Records of where elements appear
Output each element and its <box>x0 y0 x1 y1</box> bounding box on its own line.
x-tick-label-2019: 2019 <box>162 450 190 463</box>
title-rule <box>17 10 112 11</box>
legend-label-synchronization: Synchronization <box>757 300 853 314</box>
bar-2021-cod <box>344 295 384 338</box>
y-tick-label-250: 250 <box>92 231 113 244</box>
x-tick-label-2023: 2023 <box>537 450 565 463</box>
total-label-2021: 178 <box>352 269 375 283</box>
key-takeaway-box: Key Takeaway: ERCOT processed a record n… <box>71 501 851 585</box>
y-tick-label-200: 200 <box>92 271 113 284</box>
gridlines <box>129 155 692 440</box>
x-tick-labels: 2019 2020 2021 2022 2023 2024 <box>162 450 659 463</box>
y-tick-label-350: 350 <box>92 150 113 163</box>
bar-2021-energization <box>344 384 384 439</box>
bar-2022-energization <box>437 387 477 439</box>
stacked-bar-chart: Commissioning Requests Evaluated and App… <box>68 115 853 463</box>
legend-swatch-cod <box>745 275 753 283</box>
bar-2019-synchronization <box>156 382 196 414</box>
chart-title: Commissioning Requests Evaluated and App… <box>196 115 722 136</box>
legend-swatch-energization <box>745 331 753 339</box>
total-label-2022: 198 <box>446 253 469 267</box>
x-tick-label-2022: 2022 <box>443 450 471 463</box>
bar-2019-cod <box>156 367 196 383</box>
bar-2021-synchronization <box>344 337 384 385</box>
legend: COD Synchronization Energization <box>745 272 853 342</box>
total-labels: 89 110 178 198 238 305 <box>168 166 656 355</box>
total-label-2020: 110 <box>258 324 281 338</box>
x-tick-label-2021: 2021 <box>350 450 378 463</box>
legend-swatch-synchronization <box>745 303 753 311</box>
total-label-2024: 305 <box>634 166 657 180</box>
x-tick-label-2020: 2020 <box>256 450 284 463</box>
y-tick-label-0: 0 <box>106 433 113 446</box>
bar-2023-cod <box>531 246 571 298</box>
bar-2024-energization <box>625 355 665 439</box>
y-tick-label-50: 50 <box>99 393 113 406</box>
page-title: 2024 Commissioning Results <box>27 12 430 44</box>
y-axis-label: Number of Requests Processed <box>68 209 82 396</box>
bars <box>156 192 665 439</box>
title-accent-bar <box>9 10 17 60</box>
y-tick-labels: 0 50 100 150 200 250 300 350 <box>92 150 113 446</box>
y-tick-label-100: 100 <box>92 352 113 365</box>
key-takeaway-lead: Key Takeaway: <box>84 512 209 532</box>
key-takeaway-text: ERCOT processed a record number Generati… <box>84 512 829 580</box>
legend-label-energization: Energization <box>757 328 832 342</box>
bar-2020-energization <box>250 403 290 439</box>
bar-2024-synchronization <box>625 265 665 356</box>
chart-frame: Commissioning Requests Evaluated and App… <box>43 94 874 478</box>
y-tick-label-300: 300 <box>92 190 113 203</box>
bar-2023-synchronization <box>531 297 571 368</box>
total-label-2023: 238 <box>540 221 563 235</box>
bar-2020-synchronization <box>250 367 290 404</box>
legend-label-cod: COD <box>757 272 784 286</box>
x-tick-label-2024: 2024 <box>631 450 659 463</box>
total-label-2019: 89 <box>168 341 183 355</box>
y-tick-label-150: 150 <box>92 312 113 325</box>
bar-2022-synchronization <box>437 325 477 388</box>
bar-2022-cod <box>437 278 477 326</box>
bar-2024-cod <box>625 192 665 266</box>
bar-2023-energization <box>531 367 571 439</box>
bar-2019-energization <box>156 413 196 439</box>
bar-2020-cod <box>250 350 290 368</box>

REQUIRED WORK:
Could you put every line of the rows above into a Markdown table with two columns, No. for the line number and Line for its text, skipping any blank lines?

COMPLETE ANSWER:
| No. | Line |
|---|---|
| 1 | Output each element and its <box>x0 y0 x1 y1</box> bounding box on its own line. |
| 2 | x-tick-label-2019: 2019 <box>162 450 190 463</box> |
| 3 | title-rule <box>17 10 112 11</box> |
| 4 | legend-label-synchronization: Synchronization <box>757 300 853 314</box> |
| 5 | bar-2021-cod <box>344 295 384 338</box> |
| 6 | y-tick-label-250: 250 <box>92 231 113 244</box> |
| 7 | x-tick-label-2023: 2023 <box>537 450 565 463</box> |
| 8 | total-label-2021: 178 <box>352 269 375 283</box> |
| 9 | key-takeaway-box: Key Takeaway: ERCOT processed a record n… <box>71 501 851 585</box> |
| 10 | y-tick-label-200: 200 <box>92 271 113 284</box> |
| 11 | gridlines <box>129 155 692 440</box> |
| 12 | x-tick-labels: 2019 2020 2021 2022 2023 2024 <box>162 450 659 463</box> |
| 13 | y-tick-label-350: 350 <box>92 150 113 163</box> |
| 14 | bar-2021-energization <box>344 384 384 439</box> |
| 15 | bar-2022-energization <box>437 387 477 439</box> |
| 16 | stacked-bar-chart: Commissioning Requests Evaluated and App… <box>68 115 853 463</box> |
| 17 | legend-swatch-cod <box>745 275 753 283</box> |
| 18 | bar-2019-synchronization <box>156 382 196 414</box> |
| 19 | chart-title: Commissioning Requests Evaluated and App… <box>196 115 722 136</box> |
| 20 | legend-swatch-energization <box>745 331 753 339</box> |
| 21 | total-label-2022: 198 <box>446 253 469 267</box> |
| 22 | x-tick-label-2022: 2022 <box>443 450 471 463</box> |
| 23 | bar-2019-cod <box>156 367 196 383</box> |
| 24 | bar-2021-synchronization <box>344 337 384 385</box> |
| 25 | legend: COD Synchronization Energization <box>745 272 853 342</box> |
| 26 | total-labels: 89 110 178 198 238 305 <box>168 166 656 355</box> |
| 27 | total-label-2020: 110 <box>258 324 281 338</box> |
| 28 | x-tick-label-2021: 2021 <box>350 450 378 463</box> |
| 29 | legend-swatch-synchronization <box>745 303 753 311</box> |
| 30 | total-label-2024: 305 <box>634 166 657 180</box> |
| 31 | x-tick-label-2020: 2020 <box>256 450 284 463</box> |
| 32 | y-tick-label-0: 0 <box>106 433 113 446</box> |
| 33 | bar-2023-cod <box>531 246 571 298</box> |
| 34 | bar-2024-energization <box>625 355 665 439</box> |
| 35 | y-tick-label-50: 50 <box>99 393 113 406</box> |
| 36 | page-title: 2024 Commissioning Results <box>27 12 430 44</box> |
| 37 | y-axis-label: Number of Requests Processed <box>68 209 82 396</box> |
| 38 | bars <box>156 192 665 439</box> |
| 39 | title-accent-bar <box>9 10 17 60</box> |
| 40 | y-tick-labels: 0 50 100 150 200 250 300 350 <box>92 150 113 446</box> |
| 41 | y-tick-label-100: 100 <box>92 352 113 365</box> |
| 42 | key-takeaway-lead: Key Takeaway: <box>84 512 209 532</box> |
| 43 | key-takeaway-text: ERCOT processed a record number Generati… <box>84 512 829 580</box> |
| 44 | legend-label-energization: Energization <box>757 328 832 342</box> |
| 45 | bar-2020-energization <box>250 403 290 439</box> |
| 46 | bar-2024-synchronization <box>625 265 665 356</box> |
| 47 | chart-frame: Commissioning Requests Evaluated and App… <box>43 94 874 478</box> |
| 48 | y-tick-label-300: 300 <box>92 190 113 203</box> |
| 49 | bar-2023-synchronization <box>531 297 571 368</box> |
| 50 | total-label-2023: 238 <box>540 221 563 235</box> |
| 51 | bar-2020-synchronization <box>250 367 290 404</box> |
| 52 | legend-label-cod: COD <box>757 272 784 286</box> |
| 53 | x-tick-label-2024: 2024 <box>631 450 659 463</box> |
| 54 | total-label-2019: 89 <box>168 341 183 355</box> |
| 55 | y-tick-label-150: 150 <box>92 312 113 325</box> |
| 56 | bar-2022-synchronization <box>437 325 477 388</box> |
| 57 | bar-2022-cod <box>437 278 477 326</box> |
| 58 | bar-2024-cod <box>625 192 665 266</box> |
| 59 | bar-2023-energization <box>531 367 571 439</box> |
| 60 | bar-2019-energization <box>156 413 196 439</box> |
| 61 | bar-2020-cod <box>250 350 290 368</box> |